_What is needed:_ Count how many lines below include the string "image", and give that number without anything else.

** BEGIN **

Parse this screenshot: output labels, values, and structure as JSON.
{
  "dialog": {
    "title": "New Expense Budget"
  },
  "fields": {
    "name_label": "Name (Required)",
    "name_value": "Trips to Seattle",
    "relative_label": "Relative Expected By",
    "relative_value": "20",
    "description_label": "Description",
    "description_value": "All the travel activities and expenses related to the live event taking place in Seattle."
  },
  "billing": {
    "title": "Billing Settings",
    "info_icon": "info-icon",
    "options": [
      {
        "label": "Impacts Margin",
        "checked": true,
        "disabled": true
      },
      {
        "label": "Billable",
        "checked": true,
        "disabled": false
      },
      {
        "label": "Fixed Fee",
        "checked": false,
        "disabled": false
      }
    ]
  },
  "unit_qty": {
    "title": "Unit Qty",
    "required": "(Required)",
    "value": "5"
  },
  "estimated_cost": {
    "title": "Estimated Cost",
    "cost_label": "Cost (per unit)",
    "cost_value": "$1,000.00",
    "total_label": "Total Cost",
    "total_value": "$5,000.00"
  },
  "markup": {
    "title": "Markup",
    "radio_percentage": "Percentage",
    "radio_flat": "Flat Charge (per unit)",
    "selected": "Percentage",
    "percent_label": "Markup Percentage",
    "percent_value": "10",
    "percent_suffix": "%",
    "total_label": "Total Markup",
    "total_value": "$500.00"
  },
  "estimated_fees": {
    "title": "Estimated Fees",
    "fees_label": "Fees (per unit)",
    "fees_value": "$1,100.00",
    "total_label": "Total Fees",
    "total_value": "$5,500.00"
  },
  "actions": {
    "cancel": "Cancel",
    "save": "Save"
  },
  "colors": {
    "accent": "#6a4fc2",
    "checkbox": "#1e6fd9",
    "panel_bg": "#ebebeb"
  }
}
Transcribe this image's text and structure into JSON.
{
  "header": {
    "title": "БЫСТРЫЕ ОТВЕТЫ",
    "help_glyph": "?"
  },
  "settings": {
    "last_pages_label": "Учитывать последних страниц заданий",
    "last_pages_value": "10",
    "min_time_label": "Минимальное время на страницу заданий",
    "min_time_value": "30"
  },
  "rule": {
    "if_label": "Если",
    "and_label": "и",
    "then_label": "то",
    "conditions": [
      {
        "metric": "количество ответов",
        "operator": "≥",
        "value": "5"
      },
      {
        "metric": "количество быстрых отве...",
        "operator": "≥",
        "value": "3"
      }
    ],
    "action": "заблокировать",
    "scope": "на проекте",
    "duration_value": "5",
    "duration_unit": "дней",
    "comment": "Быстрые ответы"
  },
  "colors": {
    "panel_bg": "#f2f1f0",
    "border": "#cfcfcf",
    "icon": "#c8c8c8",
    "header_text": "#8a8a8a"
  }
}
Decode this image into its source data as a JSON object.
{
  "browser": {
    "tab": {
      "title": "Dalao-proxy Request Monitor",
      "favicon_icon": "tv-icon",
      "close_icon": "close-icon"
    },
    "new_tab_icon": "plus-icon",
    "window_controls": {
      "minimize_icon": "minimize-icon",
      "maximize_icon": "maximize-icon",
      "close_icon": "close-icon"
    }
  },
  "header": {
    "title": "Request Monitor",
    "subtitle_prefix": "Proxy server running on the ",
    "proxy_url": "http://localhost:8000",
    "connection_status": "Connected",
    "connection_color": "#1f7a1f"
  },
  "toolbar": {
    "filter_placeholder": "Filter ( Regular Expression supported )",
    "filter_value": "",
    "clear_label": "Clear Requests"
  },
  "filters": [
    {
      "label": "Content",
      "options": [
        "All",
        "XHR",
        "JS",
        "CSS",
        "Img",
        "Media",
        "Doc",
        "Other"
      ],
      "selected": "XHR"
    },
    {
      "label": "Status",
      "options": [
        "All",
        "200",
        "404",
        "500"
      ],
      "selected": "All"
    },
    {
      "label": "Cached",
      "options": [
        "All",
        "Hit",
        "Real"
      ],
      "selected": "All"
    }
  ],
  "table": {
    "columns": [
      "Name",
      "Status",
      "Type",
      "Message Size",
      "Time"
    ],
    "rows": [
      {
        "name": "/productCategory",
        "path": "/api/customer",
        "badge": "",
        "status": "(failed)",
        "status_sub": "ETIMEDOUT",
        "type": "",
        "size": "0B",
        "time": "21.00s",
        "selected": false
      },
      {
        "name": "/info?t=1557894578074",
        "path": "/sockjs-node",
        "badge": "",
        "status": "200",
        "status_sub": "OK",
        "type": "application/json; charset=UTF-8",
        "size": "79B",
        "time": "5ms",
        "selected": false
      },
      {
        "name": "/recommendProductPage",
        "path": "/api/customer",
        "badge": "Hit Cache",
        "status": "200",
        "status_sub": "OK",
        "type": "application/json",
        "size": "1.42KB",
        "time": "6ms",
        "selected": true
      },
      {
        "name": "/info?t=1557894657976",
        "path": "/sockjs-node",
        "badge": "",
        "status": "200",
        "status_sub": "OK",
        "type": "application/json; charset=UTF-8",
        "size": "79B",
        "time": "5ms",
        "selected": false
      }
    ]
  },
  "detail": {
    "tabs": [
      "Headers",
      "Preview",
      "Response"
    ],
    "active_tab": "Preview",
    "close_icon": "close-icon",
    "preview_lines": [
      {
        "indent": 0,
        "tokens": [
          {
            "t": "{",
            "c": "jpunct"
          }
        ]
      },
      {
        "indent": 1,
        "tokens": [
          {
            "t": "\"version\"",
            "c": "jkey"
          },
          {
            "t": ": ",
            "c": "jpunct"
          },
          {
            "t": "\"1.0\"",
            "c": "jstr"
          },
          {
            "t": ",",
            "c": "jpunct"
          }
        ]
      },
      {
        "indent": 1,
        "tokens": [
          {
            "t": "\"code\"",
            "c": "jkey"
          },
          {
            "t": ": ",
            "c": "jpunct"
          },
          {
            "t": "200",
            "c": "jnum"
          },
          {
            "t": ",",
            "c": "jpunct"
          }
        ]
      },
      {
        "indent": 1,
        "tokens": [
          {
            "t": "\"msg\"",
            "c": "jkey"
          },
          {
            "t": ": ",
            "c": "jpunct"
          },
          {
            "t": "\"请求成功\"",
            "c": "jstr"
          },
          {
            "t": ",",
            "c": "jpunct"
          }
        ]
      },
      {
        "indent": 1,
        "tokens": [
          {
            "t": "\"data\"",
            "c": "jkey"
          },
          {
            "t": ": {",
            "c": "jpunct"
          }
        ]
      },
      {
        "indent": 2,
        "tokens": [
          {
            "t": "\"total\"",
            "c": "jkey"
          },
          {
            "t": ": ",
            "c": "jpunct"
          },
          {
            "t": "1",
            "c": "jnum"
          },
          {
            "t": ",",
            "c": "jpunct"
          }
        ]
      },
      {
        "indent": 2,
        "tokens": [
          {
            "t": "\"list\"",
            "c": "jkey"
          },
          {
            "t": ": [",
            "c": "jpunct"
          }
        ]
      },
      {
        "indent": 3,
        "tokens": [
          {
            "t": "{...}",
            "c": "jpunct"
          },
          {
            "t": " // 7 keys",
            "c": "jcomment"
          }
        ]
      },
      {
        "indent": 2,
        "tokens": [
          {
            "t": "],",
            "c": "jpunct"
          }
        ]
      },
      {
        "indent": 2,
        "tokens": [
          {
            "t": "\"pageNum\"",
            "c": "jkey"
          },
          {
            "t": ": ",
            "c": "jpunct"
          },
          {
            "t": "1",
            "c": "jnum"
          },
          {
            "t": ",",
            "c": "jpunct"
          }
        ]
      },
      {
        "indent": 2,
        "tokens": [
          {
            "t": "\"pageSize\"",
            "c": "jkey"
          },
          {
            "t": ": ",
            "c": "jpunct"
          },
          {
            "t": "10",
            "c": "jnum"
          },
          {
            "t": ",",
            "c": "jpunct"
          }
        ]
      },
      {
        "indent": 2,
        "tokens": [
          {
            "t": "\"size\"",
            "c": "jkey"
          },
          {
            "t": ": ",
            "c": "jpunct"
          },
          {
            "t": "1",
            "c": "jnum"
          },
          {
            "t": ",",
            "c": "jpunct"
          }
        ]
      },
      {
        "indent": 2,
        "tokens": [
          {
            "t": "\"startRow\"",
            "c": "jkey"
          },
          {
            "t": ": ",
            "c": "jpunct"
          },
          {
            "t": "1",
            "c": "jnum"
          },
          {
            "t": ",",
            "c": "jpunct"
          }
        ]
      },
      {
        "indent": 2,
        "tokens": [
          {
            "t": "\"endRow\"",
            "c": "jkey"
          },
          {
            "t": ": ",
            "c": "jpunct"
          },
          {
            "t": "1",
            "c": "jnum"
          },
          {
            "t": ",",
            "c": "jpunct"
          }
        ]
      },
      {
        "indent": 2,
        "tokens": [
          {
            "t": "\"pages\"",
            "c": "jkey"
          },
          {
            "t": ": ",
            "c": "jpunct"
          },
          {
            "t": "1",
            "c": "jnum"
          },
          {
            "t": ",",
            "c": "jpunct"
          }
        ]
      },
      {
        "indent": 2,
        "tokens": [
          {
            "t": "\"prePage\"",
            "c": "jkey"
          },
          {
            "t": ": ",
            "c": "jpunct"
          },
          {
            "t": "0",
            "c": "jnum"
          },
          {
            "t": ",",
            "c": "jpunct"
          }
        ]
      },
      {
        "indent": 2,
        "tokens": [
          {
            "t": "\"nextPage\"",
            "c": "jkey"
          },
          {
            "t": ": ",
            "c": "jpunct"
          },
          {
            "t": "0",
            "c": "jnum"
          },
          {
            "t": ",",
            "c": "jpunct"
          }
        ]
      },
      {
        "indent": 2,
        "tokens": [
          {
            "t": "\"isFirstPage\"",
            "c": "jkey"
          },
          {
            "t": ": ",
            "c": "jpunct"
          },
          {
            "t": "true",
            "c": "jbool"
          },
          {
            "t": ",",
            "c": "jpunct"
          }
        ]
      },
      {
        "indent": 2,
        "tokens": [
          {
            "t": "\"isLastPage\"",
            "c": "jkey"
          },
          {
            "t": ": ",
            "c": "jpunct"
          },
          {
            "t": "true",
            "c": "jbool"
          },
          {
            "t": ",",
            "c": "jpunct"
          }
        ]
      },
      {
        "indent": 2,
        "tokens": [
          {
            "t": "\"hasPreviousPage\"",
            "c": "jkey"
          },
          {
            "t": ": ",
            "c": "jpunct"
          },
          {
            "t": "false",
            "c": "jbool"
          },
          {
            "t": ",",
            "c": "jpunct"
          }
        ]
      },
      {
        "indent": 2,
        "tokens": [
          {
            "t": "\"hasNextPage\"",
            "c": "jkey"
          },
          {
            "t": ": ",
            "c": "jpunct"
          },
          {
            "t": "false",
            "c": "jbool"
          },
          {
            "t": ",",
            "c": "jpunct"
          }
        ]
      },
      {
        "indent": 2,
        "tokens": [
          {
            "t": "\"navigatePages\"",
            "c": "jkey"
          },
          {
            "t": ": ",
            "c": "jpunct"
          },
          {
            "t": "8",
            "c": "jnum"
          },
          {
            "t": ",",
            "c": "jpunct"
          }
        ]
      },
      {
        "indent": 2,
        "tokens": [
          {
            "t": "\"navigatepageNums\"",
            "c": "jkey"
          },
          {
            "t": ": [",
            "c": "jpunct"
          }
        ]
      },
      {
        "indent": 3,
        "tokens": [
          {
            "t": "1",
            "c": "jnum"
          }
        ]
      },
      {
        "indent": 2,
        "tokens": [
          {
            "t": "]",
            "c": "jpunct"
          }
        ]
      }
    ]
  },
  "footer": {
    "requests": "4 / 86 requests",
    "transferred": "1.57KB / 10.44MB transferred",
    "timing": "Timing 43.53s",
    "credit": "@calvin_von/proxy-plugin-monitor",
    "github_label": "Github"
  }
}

** END **

_Answer in full:_ 2